## Start Passage provided

If, subsequent to a Change in Control, Employee’s employment
terminates within one year of the Change in Control Date, such
termination shall be considered a Qualifying Termination
unless:
(a) Employee voluntarily terminates
employment. However, it shall not be considered a voluntary
termination of employment if, following the Change in Control,
Employee’s compensation or duties are changed in any material
respect from what they were immediately prior to a Change in
Control, and subsequent to such change Employee elects to terminate
employment. A “change in any material respect” shall
encompass (i) any significant diminution in Employee’s
position, authority, duties, responsibilities, or reporting
relationship, (ii) any material reduction in Employee’s
then compensation and/or benefits, unless such reduction is an
across-the-board reduction of the compensation and/or benefits of
all similarly situated executives , (iii) any change in
Employee’s job location to a site more than 50 miles away
from his place of employment prior to the Change in Control or
(iv) the failure of Insmed to obtain the agreement of any
successor to Insmed to assure and agree to perform this
Agreement.
(b) The termination is on account of
Employee’s death or disability. As used herein,
“disability” refers to an illness or accident that
causes Employee to be unable to perform the duties of his job for
at least six consecutive months, as determined by a physician
mutually acceptable to Insmed and Employee.

## End Passage provided

> _Direction 1_: Lay out the entries from the line containing "charity-logo-thumbnail[interactable] — [31, 623, 176, 768]" through the line containing "hero-image — [11, 66, 986, 586]" as a Markdown table with the columns Row and Entry, giving each line a row number and omitting blank lines.
The text above and the entries that come next are drawn from unrelated sources.

## Start Data provided

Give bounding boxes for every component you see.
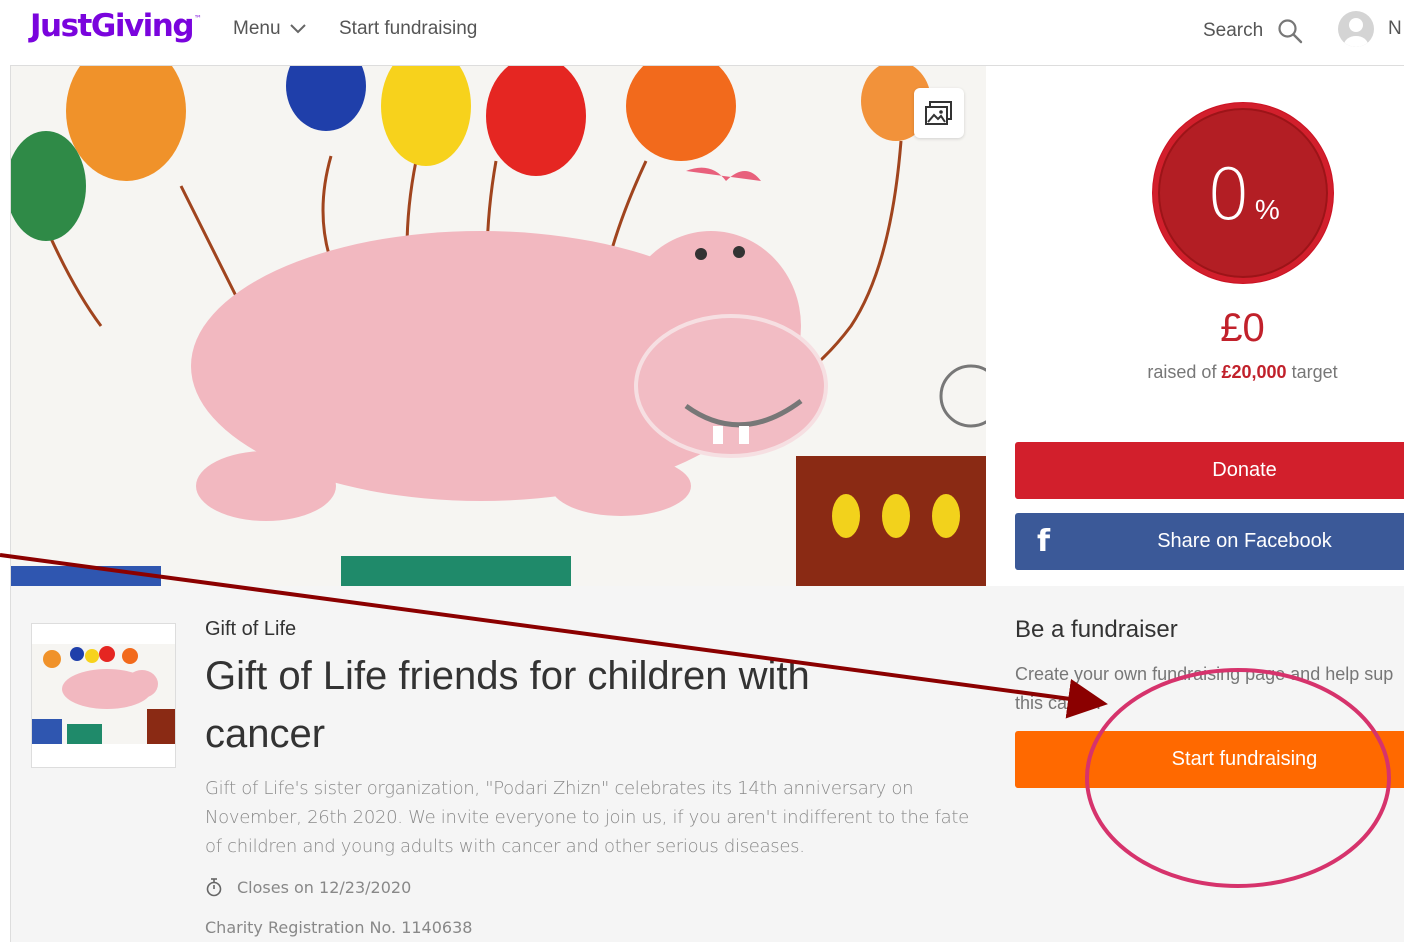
charity-logo-thumbnail[interactable] — [31, 623, 176, 768]
progress-percent: 0 — [1206, 154, 1251, 236]
chevron-down-icon — [289, 24, 306, 34]
fundraiser-text: Create your own fundraising page and hel… — [1015, 664, 1394, 713]
gallery-button[interactable] — [914, 88, 964, 138]
justgiving-logo[interactable]: JustGiving™ — [30, 8, 202, 44]
charity-registration: Charity Registration No. 1140638 — [205, 918, 473, 937]
menu-label: Menu — [233, 18, 281, 39]
progress-unit: % — [1254, 194, 1280, 225]
charity-thumbnail-image — [32, 624, 175, 767]
donate-button[interactable]: Donate — [1015, 442, 1404, 499]
hippo-balloons-painting — [11, 66, 986, 586]
progress-circle: 0% — [1153, 103, 1333, 283]
share-facebook-label: Share on Facebook — [1157, 530, 1332, 552]
target-line: raised of £20,000 target — [1147, 362, 1338, 382]
closing-date: Closes on 12/23/2020 — [205, 877, 411, 897]
page-description: Gift of Life's sister organization, "Pod… — [205, 778, 969, 857]
user-icon — [1344, 18, 1368, 47]
closing-date-text: Closes on 12/23/2020 — [237, 877, 412, 897]
image-gallery-icon — [925, 101, 952, 125]
user-name-initial[interactable]: N — [1388, 18, 1402, 40]
start-fundraising-button[interactable]: Start fundraising — [1015, 731, 1404, 788]
share-facebook-button[interactable]: f Share on Facebook — [1015, 513, 1404, 570]
search-label: Search — [1203, 20, 1264, 41]
facebook-icon: f — [1037, 524, 1051, 559]
search-icon — [1278, 19, 1303, 44]
raised-amount: £0 — [1220, 306, 1265, 350]
stopwatch-icon — [206, 878, 222, 897]
hero-image — [11, 66, 986, 586]
charity-name[interactable]: Gift of Life — [205, 618, 296, 641]
menu-dropdown[interactable]: Menu — [233, 18, 307, 40]
fundraiser-heading: Be a fundraiser — [1015, 616, 1178, 643]
user-avatar[interactable] — [1338, 11, 1374, 47]
target-amount: £20,000 — [1221, 362, 1287, 382]
page-title: Gift of Life friends for children with c… — [205, 654, 810, 756]
search-button[interactable]: Search — [1203, 18, 1303, 44]
top-nav: JustGiving™ Menu Start fundraising Searc… — [0, 0, 1404, 58]
nav-start-fundraising-link[interactable]: Start fundraising — [339, 18, 477, 40]
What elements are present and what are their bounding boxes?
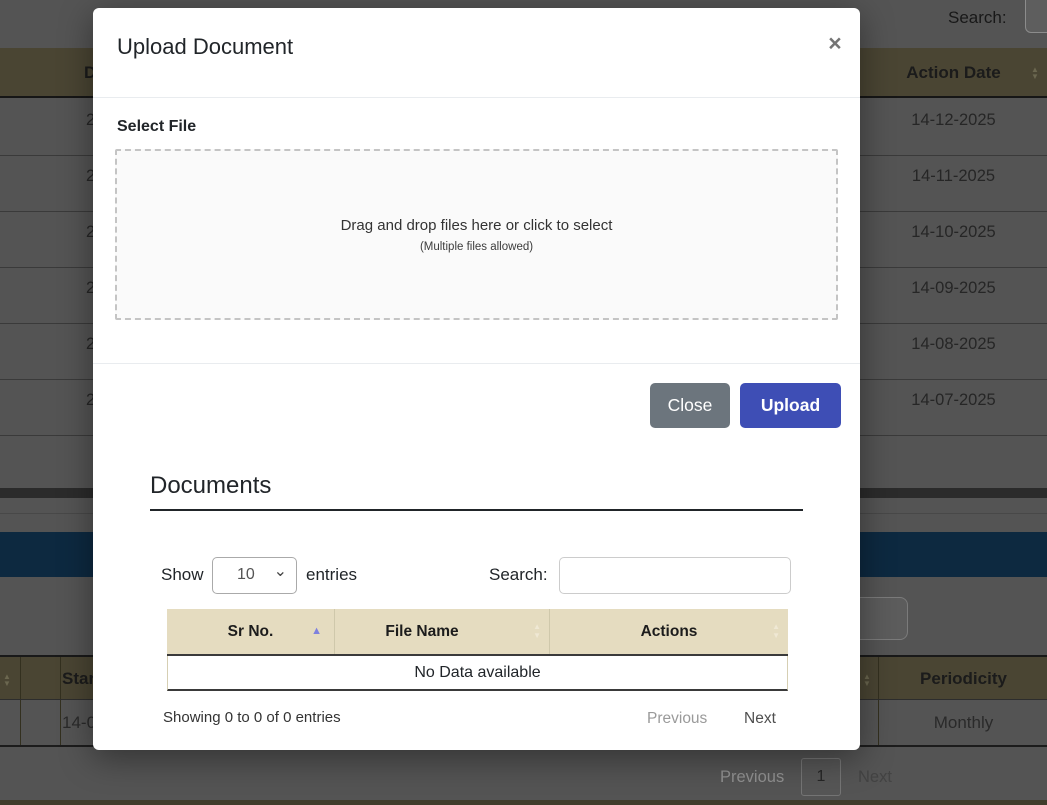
- sort-icon: ▲▼: [1031, 66, 1039, 80]
- background-action-date-header: Action Date: [860, 63, 1047, 83]
- column-divider: [878, 657, 879, 699]
- background-page-number-button: 1: [801, 758, 841, 796]
- next-link[interactable]: Next: [744, 710, 776, 728]
- column-divider: [60, 657, 61, 699]
- search-label: Search:: [489, 565, 548, 585]
- documents-table: Sr No. ▲ File Name ▲▼ Actions ▲▼ No Data…: [167, 609, 788, 691]
- background-previous-link: Previous: [720, 768, 784, 787]
- column-divider: [878, 700, 879, 745]
- start-date-cell-partial: 14-0: [62, 713, 96, 733]
- empty-table-row: No Data available: [167, 656, 788, 691]
- close-button[interactable]: Close: [650, 383, 730, 428]
- page-size-value: 10: [237, 566, 255, 584]
- documents-heading: Documents: [150, 472, 803, 511]
- column-header-label: Sr No.: [228, 623, 274, 641]
- modal-header-divider: [93, 97, 860, 98]
- background-bottom-strip: [0, 800, 1047, 805]
- column-header-label: File Name: [385, 623, 458, 641]
- page-size-select[interactable]: 10 ⌄: [212, 557, 297, 594]
- search-input[interactable]: [559, 557, 791, 594]
- dropzone-sub-text: (Multiple files allowed): [420, 241, 533, 253]
- column-divider: [20, 657, 21, 699]
- sort-icon: ▲▼: [533, 622, 541, 640]
- background-search-label: Search:: [948, 8, 1007, 28]
- select-file-label: Select File: [117, 118, 196, 136]
- action-date-cell: 14-09-2025: [860, 279, 1047, 298]
- table-info-text: Showing 0 to 0 of 0 entries: [163, 709, 341, 726]
- sort-asc-icon: ▲: [311, 625, 322, 637]
- previous-link[interactable]: Previous: [647, 710, 707, 728]
- periodicity-cell: Monthly: [880, 713, 1047, 733]
- sort-icon: ▲▼: [863, 673, 871, 687]
- column-header-label: Actions: [641, 623, 698, 641]
- upload-button[interactable]: Upload: [740, 383, 841, 428]
- action-date-cell: 14-10-2025: [860, 223, 1047, 242]
- column-header-actions[interactable]: Actions ▲▼: [550, 609, 788, 654]
- background-periodicity-header: Periodicity: [880, 669, 1047, 689]
- modal-title: Upload Document: [117, 34, 293, 60]
- background-search-input: [1025, 0, 1047, 33]
- chevron-down-icon: ⌄: [274, 561, 287, 581]
- action-date-cell: 14-07-2025: [860, 391, 1047, 410]
- background-start-date-header-partial: Star: [62, 669, 95, 689]
- background-next-link: Next: [858, 768, 892, 787]
- show-label: Show: [161, 565, 204, 585]
- column-header-sr-no[interactable]: Sr No. ▲: [167, 609, 335, 654]
- column-divider: [60, 700, 61, 745]
- dropzone-main-text: Drag and drop files here or click to sel…: [341, 217, 613, 234]
- action-date-cell: 14-08-2025: [860, 335, 1047, 354]
- action-date-cell: 14-11-2025: [860, 167, 1047, 186]
- column-header-file-name[interactable]: File Name ▲▼: [335, 609, 550, 654]
- close-icon[interactable]: ×: [817, 28, 853, 60]
- file-dropzone[interactable]: Drag and drop files here or click to sel…: [115, 149, 838, 320]
- sort-icon: ▲▼: [772, 622, 780, 640]
- sort-icon: ▲▼: [3, 673, 11, 687]
- action-date-cell: 14-12-2025: [860, 111, 1047, 130]
- upload-document-modal: Upload Document × Select File Drag and d…: [93, 8, 860, 750]
- column-divider: [20, 700, 21, 745]
- modal-footer-divider: [93, 363, 860, 364]
- documents-table-header: Sr No. ▲ File Name ▲▼ Actions ▲▼: [167, 609, 788, 656]
- entries-label: entries: [306, 565, 357, 585]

## End Data provided

> _Direction 2_: Rewrite the stretch of the contract excerpt from "(b) The termination" through "Insmed and Employee.", replacing "consecutive" with "successive".

> _Correct response 1_:
| Row | Entry |
|---|---|
| 1 | charity-logo-thumbnail[interactable] — [31, 623, 176, 768] |
| 2 | progress-percent: 0 — [1206, 154, 1251, 236] |
| 3 | chevron-down-icon — [289, 24, 306, 34] |
| 4 | fundraiser-text: Create your own fundraising page and hel… — [1015, 664, 1394, 713] |
| 5 | gallery-button[interactable] — [914, 88, 964, 138] |
| 6 | justgiving-logo[interactable]: JustGiving™ — [30, 8, 202, 44] |
| 7 | charity-registration: Charity Registration No. 1140638 — [205, 918, 473, 937] |
| 8 | menu-label: Menu — [233, 18, 281, 39] |
| 9 | progress-unit: % — [1254, 194, 1280, 225] |
| 10 | charity-thumbnail-image — [32, 624, 175, 767] |
| 11 | donate-button[interactable]: Donate — [1015, 442, 1404, 499] |
| 12 | hippo-balloons-painting — [11, 66, 986, 586] |
| 13 | progress-circle: 0% — [1153, 103, 1333, 283] |
| 14 | share-facebook-label: Share on Facebook — [1157, 530, 1332, 552] |
| 15 | target-line: raised of £20,000 target — [1147, 362, 1338, 382] |
| 16 | closing-date: Closes on 12/23/2020 — [205, 877, 411, 897] |
| 17 | page-description: Gift of Life's sister organization, "Pod… — [205, 778, 969, 857] |
| 18 | user-icon — [1344, 18, 1368, 47] |
| 19 | closing-date-text: Closes on 12/23/2020 — [237, 877, 412, 897] |
| 20 | image-gallery-icon — [925, 101, 952, 125] |
| 21 | user-name-initial[interactable]: N — [1388, 18, 1402, 40] |
| 22 | start-fundraising-button[interactable]: Start fundraising — [1015, 731, 1404, 788] |
| 23 | share-facebook-button[interactable]: f Share on Facebook — [1015, 513, 1404, 570] |
| 24 | search-label: Search — [1203, 20, 1264, 41] |
| 25 | facebook-icon: f — [1037, 524, 1051, 559] |
| 26 | search-icon — [1278, 19, 1303, 44] |
| 27 | raised-amount: £0 — [1220, 306, 1265, 350] |
| 28 | stopwatch-icon — [206, 878, 222, 897] |
| 29 | hero-image — [11, 66, 986, 586] |

> _Correct response 2_:
(b) The termination is on account of
Employee’s death or disability. As used herein,
“disability” refers to an illness or accident that
causes Employee to be unable to perform the duties of his job for
at least six successive months, as determined by a physician
mutually acceptable to Insmed and Employee.